Every record should be written out exactly, please.

[Data shown]:
::::::

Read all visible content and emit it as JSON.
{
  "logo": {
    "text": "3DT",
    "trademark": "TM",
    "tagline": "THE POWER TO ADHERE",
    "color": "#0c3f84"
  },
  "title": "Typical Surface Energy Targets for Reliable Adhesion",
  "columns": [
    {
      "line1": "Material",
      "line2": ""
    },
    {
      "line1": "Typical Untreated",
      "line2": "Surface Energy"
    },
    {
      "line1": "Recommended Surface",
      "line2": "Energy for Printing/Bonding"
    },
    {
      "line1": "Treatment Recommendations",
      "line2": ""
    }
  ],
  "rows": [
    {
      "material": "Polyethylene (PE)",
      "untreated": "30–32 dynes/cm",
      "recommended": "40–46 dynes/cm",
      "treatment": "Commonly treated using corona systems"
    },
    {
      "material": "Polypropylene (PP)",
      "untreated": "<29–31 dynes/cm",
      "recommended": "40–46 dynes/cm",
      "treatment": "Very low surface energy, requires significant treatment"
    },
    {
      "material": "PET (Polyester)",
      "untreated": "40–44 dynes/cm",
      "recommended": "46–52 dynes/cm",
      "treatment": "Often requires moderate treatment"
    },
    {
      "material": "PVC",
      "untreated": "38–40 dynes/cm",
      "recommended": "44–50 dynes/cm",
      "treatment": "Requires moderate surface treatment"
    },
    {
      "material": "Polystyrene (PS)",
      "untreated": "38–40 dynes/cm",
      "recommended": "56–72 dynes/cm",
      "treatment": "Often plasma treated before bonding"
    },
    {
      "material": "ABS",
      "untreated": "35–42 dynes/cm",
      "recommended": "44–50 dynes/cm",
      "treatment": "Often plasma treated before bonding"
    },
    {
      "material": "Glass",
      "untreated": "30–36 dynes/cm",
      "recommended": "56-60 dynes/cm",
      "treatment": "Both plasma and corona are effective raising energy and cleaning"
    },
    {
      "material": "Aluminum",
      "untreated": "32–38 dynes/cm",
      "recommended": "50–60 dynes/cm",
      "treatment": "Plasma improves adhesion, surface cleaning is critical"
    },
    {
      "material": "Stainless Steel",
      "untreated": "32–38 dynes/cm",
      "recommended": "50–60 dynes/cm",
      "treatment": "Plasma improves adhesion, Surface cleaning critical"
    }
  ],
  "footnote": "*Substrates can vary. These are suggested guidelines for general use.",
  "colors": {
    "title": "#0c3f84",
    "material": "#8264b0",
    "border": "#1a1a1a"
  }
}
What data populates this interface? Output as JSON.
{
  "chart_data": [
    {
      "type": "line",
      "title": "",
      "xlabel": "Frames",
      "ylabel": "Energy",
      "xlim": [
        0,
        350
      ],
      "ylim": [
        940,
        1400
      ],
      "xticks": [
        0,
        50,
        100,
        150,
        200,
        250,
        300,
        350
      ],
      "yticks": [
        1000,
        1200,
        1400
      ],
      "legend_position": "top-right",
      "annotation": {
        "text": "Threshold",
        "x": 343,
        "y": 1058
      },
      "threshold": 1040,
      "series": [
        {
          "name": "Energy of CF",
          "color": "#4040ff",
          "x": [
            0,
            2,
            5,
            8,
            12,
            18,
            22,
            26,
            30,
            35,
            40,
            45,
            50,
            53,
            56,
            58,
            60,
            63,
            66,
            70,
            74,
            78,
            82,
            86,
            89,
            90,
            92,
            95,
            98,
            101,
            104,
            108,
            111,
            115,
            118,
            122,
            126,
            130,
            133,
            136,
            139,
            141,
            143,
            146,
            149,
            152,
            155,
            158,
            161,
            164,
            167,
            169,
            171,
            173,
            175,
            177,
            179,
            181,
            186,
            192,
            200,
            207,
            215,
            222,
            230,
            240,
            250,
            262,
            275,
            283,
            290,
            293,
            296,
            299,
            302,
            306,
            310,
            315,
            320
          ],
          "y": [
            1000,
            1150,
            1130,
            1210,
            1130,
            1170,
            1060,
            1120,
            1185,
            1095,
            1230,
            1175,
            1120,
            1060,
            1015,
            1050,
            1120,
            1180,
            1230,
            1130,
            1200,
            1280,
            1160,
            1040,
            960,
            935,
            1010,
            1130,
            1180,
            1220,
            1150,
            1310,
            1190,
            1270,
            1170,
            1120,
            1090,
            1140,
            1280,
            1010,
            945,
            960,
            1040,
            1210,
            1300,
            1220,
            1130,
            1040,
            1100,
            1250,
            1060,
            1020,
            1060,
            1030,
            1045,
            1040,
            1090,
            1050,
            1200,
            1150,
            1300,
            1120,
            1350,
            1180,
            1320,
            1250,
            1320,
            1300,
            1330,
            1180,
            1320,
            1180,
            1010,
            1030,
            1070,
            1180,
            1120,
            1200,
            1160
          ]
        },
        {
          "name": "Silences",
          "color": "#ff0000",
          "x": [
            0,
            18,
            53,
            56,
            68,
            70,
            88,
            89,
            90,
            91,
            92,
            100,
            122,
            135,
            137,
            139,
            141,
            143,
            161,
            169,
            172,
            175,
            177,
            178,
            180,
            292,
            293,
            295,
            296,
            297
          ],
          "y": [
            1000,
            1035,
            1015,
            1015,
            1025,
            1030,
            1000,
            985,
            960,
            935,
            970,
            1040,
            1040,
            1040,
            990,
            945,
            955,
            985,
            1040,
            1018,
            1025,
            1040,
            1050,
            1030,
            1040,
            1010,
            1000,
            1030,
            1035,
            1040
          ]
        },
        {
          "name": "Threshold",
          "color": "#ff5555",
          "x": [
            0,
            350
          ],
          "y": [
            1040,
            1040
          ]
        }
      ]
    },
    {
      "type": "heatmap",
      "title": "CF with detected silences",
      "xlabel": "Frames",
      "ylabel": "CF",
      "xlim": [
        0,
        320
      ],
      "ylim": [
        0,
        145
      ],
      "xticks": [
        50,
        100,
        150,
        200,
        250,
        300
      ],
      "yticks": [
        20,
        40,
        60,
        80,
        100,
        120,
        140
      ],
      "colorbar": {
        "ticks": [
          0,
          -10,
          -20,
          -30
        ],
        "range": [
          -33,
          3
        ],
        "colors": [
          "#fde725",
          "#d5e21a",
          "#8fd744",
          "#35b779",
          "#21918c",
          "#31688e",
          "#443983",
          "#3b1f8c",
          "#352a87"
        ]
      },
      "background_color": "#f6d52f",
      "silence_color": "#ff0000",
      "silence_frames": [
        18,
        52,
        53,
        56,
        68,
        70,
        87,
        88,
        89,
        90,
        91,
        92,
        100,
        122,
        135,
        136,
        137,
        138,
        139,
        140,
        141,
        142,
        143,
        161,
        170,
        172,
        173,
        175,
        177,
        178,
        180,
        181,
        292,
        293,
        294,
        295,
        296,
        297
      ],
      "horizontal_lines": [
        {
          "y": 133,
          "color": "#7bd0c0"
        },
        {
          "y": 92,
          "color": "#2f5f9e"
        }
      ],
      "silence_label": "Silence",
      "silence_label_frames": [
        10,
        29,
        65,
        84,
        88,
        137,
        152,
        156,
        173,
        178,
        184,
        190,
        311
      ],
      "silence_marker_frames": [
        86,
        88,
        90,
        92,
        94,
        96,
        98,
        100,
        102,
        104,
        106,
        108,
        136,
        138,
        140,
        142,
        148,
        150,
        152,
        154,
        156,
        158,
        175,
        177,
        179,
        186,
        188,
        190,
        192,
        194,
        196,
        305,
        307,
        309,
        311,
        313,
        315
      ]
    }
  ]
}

::::::

[Written solution]:
Read all visible content and emit it as JSON.
{
  "logo": {
    "text": "3DT",
    "trademark": "TM",
    "tagline": "THE POWER TO ADHERE",
    "color": "#0c3f84"
  },
  "title": "Typical Surface Energy Targets for Reliable Adhesion",
  "columns": [
    {
      "line1": "Material",
      "line2": ""
    },
    {
      "line1": "Typical Untreated",
      "line2": "Surface Energy"
    },
    {
      "line1": "Recommended Surface",
      "line2": "Energy for Printing/Bonding"
    },
    {
      "line1": "Treatment Recommendations",
      "line2": ""
    }
  ],
  "rows": [
    {
      "material": "Polyethylene (PE)",
      "untreated": "30–32 dynes/cm",
      "recommended": "40–46 dynes/cm",
      "treatment": "Commonly treated using corona systems"
    },
    {
      "material": "Polypropylene (PP)",
      "untreated": "<29–31 dynes/cm",
      "recommended": "40–46 dynes/cm",
      "treatment": "Very low surface energy, requires significant treatment"
    },
    {
      "material": "PET (Polyester)",
      "untreated": "40–44 dynes/cm",
      "recommended": "46–52 dynes/cm",
      "treatment": "Often requires moderate treatment"
    },
    {
      "material": "PVC",
      "untreated": "38–40 dynes/cm",
      "recommended": "44–50 dynes/cm",
      "treatment": "Requires moderate surface treatment"
    },
    {
      "material": "Polystyrene (PS)",
      "untreated": "38–40 dynes/cm",
      "recommended": "56–72 dynes/cm",
      "treatment": "Often plasma treated before bonding"
    },
    {
      "material": "ABS",
      "untreated": "35–42 dynes/cm",
      "recommended": "44–50 dynes/cm",
      "treatment": "Often plasma treated before bonding"
    },
    {
      "material": "Glass",
      "untreated": "30–36 dynes/cm",
      "recommended": "56-60 dynes/cm",
      "treatment": "Both plasma and corona are effective raising energy and cleaning"
    },
    {
      "material": "Aluminum",
      "untreated": "32–38 dynes/cm",
      "recommended": "50–60 dynes/cm",
      "treatment": "Plasma improves adhesion, surface cleaning is critical"
    },
    {
      "material": "Stainless Steel",
      "untreated": "32–38 dynes/cm",
      "recommended": "50–60 dynes/cm",
      "treatment": "Plasma improves adhesion, Surface cleaning critical"
    }
  ],
  "footnote": "*Substrates can vary. These are suggested guidelines for general use.",
  "colors": {
    "title": "#0c3f84",
    "material": "#8264b0",
    "border": "#1a1a1a"
  }
}
What data populates this interface? Output as JSON.
{
  "chart_data": [
    {
      "type": "line",
      "title": "",
      "xlabel": "Frames",
      "ylabel": "Energy",
      "xlim": [
        0,
        350
      ],
      "ylim": [
        940,
        1400
      ],
      "xticks": [
        0,
        50,
        100,
        150,
        200,
        250,
        300,
        350
      ],
      "yticks": [
        1000,
        1200,
        1400
      ],
      "legend_position": "top-right",
      "annotation": {
        "text": "Threshold",
        "x": 343,
        "y": 1058
      },
      "threshold": 1040,
      "series": [
        {
          "name": "Energy of CF",
          "color": "#4040ff",
          "x": [
            0,
            2,
            5,
            8,
            12,
            18,
            22,
            26,
            30,
            35,
            40,
            45,
            50,
            53,
            56,
            58,
            60,
            63,
            66,
            70,
            74,
            78,
            82,
            86,
            89,
            90,
            92,
            95,
            98,
            101,
            104,
            108,
            111,
            115,
            118,
            122,
            126,
            130,
            133,
            136,
            139,
            141,
            143,
            146,
            149,
            152,
            155,
            158,
            161,
            164,
            167,
            169,
            171,
            173,
            175,
            177,
            179,
            181,
            186,
            192,
            200,
            207,
            215,
            222,
            230,
            240,
            250,
            262,
            275,
            283,
            290,
            293,
            296,
            299,
            302,
            306,
            310,
            315,
            320
          ],
          "y": [
            1000,
            1150,
            1130,
            1210,
            1130,
            1170,
            1060,
            1120,
            1185,
            1095,
            1230,
            1175,
            1120,
            1060,
            1015,
            1050,
            1120,
            1180,
            1230,
            1130,
            1200,
            1280,
            1160,
            1040,
            960,
            935,
            1010,
            1130,
            1180,
            1220,
            1150,
            1310,
            1190,
            1270,
            1170,
            1120,
            1090,
            1140,
            1280,
            1010,
            945,
            960,
            1040,
            1210,
            1300,
            1220,
            1130,
            1040,
            1100,
            1250,
            1060,
            1020,
            1060,
            1030,
            1045,
            1040,
            1090,
            1050,
            1200,
            1150,
            1300,
            1120,
            1350,
            1180,
            1320,
            1250,
            1320,
            1300,
            1330,
            1180,
            1320,
            1180,
            1010,
            1030,
            1070,
            1180,
            1120,
            1200,
            1160
          ]
        },
        {
          "name": "Silences",
          "color": "#ff0000",
          "x": [
            0,
            18,
            53,
            56,
            68,
            70,
            88,
            89,
            90,
            91,
            92,
            100,
            122,
            135,
            137,
            139,
            141,
            143,
            161,
            169,
            172,
            175,
            177,
            178,
            180,
            292,
            293,
            295,
            296,
            297
          ],
          "y": [
            1000,
            1035,
            1015,
            1015,
            1025,
            1030,
            1000,
            985,
            960,
            935,
            970,
            1040,
            1040,
            1040,
            990,
            945,
            955,
            985,
            1040,
            1018,
            1025,
            1040,
            1050,
            1030,
            1040,
            1010,
            1000,
            1030,
            1035,
            1040
          ]
        },
        {
          "name": "Threshold",
          "color": "#ff5555",
          "x": [
            0,
            350
          ],
          "y": [
            1040,
            1040
          ]
        }
      ]
    },
    {
      "type": "heatmap",
      "title": "CF with detected silences",
      "xlabel": "Frames",
      "ylabel": "CF",
      "xlim": [
        0,
        320
      ],
      "ylim": [
        0,
        145
      ],
      "xticks": [
        50,
        100,
        150,
        200,
        250,
        300
      ],
      "yticks": [
        20,
        40,
        60,
        80,
        100,
        120,
        140
      ],
      "colorbar": {
        "ticks": [
          0,
          -10,
          -20,
          -30
        ],
        "range": [
          -33,
          3
        ],
        "colors": [
          "#fde725",
          "#d5e21a",
          "#8fd744",
          "#35b779",
          "#21918c",
          "#31688e",
          "#443983",
          "#3b1f8c",
          "#352a87"
        ]
      },
      "background_color": "#f6d52f",
      "silence_color": "#ff0000",
      "silence_frames": [
        18,
        52,
        53,
        56,
        68,
        70,
        87,
        88,
        89,
        90,
        91,
        92,
        100,
        122,
        135,
        136,
        137,
        138,
        139,
        140,
        141,
        142,
        143,
        161,
        170,
        172,
        173,
        175,
        177,
        178,
        180,
        181,
        292,
        293,
        294,
        295,
        296,
        297
      ],
      "horizontal_lines": [
        {
          "y": 133,
          "color": "#7bd0c0"
        },
        {
          "y": 92,
          "color": "#2f5f9e"
        }
      ],
      "silence_label": "Silence",
      "silence_label_frames": [
        10,
        29,
        65,
        84,
        88,
        137,
        152,
        156,
        173,
        178,
        184,
        190,
        311
      ],
      "silence_marker_frames": [
        86,
        88,
        90,
        92,
        94,
        96,
        98,
        100,
        102,
        104,
        106,
        108,
        136,
        138,
        140,
        142,
        148,
        150,
        152,
        154,
        156,
        158,
        175,
        177,
        179,
        186,
        188,
        190,
        192,
        194,
        196,
        305,
        307,
        309,
        311,
        313,
        315
      ]
    }
  ]
}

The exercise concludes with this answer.